#### Rows from a figure dataset

_ _ _ _ _ _ _

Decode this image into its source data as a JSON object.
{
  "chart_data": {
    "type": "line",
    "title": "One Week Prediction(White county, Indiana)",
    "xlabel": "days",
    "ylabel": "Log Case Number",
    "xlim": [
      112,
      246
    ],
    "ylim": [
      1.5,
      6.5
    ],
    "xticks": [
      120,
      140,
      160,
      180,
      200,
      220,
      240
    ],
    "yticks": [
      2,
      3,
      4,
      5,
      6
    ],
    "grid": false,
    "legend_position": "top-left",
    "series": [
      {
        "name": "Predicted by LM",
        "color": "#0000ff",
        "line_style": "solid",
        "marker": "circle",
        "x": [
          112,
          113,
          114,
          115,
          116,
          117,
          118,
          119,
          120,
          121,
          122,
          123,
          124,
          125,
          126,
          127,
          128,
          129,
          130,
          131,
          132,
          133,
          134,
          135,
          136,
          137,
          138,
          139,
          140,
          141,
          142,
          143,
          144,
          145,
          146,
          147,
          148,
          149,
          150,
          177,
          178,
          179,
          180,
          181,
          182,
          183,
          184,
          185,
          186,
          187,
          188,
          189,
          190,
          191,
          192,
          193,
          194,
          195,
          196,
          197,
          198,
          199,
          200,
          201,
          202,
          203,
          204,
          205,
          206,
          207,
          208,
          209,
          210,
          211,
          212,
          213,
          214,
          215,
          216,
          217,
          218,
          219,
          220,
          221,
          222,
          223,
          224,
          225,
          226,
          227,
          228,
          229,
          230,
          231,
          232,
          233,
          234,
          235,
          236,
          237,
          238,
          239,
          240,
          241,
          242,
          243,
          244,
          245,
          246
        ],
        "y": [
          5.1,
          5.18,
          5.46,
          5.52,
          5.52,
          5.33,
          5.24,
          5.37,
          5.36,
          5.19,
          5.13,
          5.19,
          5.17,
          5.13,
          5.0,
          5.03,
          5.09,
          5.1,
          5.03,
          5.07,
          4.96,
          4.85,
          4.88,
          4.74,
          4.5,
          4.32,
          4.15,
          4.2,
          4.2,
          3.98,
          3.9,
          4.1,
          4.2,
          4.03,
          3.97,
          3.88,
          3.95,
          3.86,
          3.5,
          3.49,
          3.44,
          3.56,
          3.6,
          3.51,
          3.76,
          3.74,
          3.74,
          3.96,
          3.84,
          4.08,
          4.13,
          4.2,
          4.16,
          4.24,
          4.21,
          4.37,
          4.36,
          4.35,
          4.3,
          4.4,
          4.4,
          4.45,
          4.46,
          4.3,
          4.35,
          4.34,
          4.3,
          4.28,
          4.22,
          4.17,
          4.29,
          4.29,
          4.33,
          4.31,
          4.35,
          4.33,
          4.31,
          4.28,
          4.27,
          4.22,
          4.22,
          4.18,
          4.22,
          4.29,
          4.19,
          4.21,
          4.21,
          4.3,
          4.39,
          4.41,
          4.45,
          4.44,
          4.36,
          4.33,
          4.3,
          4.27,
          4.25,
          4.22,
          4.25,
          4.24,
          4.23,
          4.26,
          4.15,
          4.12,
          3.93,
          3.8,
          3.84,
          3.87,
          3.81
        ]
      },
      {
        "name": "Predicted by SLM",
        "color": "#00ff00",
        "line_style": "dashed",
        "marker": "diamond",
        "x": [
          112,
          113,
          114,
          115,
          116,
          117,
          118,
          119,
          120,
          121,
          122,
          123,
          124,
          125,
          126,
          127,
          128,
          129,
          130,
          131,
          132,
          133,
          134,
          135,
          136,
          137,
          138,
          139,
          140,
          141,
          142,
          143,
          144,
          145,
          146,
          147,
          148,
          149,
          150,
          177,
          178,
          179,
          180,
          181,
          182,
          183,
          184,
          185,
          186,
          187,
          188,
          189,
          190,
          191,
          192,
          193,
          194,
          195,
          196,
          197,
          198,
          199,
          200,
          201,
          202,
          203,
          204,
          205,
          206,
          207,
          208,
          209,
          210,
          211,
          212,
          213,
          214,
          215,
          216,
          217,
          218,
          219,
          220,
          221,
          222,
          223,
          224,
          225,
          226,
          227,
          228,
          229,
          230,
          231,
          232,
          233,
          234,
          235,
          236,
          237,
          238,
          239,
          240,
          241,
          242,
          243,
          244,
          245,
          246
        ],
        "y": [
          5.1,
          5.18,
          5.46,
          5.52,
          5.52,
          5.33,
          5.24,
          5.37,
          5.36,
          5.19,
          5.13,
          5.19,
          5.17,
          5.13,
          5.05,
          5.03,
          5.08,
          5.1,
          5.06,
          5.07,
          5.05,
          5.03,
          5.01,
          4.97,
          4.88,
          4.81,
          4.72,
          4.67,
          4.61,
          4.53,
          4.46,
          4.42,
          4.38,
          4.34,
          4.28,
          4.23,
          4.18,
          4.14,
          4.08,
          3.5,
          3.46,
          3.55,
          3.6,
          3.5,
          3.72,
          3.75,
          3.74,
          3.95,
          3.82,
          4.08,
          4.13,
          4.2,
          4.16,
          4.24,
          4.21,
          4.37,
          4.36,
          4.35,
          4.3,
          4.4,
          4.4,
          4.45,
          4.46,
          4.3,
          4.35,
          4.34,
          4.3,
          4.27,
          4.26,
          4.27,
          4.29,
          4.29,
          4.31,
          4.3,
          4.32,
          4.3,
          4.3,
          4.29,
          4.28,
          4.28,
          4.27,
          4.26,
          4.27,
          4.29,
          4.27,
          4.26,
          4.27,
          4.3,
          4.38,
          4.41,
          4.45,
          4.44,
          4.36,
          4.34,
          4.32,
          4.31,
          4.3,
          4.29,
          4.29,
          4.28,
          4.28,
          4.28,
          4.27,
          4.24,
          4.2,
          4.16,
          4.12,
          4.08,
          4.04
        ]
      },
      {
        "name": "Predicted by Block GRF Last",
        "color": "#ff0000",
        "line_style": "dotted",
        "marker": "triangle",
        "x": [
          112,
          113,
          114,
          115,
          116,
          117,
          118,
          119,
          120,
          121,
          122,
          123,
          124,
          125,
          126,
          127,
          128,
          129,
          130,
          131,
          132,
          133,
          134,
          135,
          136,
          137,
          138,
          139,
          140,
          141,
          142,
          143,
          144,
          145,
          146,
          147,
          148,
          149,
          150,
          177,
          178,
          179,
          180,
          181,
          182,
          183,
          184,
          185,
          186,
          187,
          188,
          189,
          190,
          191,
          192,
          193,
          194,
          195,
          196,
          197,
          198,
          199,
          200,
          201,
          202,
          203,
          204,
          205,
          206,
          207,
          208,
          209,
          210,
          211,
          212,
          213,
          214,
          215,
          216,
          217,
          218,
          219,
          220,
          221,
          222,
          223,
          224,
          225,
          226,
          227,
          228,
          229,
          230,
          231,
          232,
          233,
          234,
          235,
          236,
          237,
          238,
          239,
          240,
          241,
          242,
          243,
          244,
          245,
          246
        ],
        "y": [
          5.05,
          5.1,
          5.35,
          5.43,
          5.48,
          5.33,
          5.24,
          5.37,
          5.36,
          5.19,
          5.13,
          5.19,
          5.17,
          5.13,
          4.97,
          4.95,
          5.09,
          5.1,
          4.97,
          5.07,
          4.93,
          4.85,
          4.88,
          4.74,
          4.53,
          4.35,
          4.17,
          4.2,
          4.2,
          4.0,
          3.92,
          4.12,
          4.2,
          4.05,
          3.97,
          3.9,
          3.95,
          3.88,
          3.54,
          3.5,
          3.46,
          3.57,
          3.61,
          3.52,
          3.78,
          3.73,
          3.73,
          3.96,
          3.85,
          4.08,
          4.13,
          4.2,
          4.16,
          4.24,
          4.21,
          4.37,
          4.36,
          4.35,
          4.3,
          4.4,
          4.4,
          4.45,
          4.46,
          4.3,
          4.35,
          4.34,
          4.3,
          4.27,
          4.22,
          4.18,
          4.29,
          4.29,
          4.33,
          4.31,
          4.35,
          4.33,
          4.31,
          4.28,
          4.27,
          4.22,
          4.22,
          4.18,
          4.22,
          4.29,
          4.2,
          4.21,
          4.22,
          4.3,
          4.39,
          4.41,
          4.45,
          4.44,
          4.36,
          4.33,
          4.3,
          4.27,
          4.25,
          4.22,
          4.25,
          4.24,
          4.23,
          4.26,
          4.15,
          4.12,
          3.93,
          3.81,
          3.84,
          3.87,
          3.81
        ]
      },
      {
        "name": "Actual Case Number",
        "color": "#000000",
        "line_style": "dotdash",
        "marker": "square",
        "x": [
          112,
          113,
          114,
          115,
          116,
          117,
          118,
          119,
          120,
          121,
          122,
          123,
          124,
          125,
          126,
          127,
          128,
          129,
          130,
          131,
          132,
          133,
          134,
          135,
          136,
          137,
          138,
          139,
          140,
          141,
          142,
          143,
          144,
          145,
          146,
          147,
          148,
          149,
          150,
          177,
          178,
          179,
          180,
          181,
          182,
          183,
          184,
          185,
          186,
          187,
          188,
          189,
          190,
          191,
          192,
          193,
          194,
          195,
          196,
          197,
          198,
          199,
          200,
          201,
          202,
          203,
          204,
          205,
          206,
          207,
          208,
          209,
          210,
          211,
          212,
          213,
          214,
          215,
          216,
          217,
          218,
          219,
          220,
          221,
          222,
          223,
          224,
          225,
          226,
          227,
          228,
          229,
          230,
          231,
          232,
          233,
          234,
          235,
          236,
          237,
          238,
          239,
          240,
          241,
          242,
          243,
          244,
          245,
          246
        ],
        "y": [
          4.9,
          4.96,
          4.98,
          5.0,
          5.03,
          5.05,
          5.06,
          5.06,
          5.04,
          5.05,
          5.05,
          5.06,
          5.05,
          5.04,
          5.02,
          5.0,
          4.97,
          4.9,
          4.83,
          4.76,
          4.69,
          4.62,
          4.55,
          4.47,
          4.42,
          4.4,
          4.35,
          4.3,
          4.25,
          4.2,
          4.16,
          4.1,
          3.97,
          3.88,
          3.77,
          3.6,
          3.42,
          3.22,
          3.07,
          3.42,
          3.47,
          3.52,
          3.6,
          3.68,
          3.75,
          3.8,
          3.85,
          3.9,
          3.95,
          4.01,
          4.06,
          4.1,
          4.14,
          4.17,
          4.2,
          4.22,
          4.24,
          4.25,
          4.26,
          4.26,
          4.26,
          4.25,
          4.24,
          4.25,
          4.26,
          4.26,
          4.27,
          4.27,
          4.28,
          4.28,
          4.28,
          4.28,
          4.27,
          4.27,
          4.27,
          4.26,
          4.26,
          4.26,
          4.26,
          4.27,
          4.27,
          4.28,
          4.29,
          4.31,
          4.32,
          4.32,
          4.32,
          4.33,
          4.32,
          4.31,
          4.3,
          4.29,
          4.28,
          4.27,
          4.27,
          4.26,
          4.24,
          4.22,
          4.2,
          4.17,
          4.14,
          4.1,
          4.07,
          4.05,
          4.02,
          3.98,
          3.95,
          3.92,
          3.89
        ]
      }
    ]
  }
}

_ _ _ _ _ _ _

#### Exercise objective
Go through the records and pull out each line that includes the word "Predicted".

#### Expected output
        "name": "Predicted by LM",
        "name": "Predicted by SLM",
        "name": "Predicted by Block GRF Last",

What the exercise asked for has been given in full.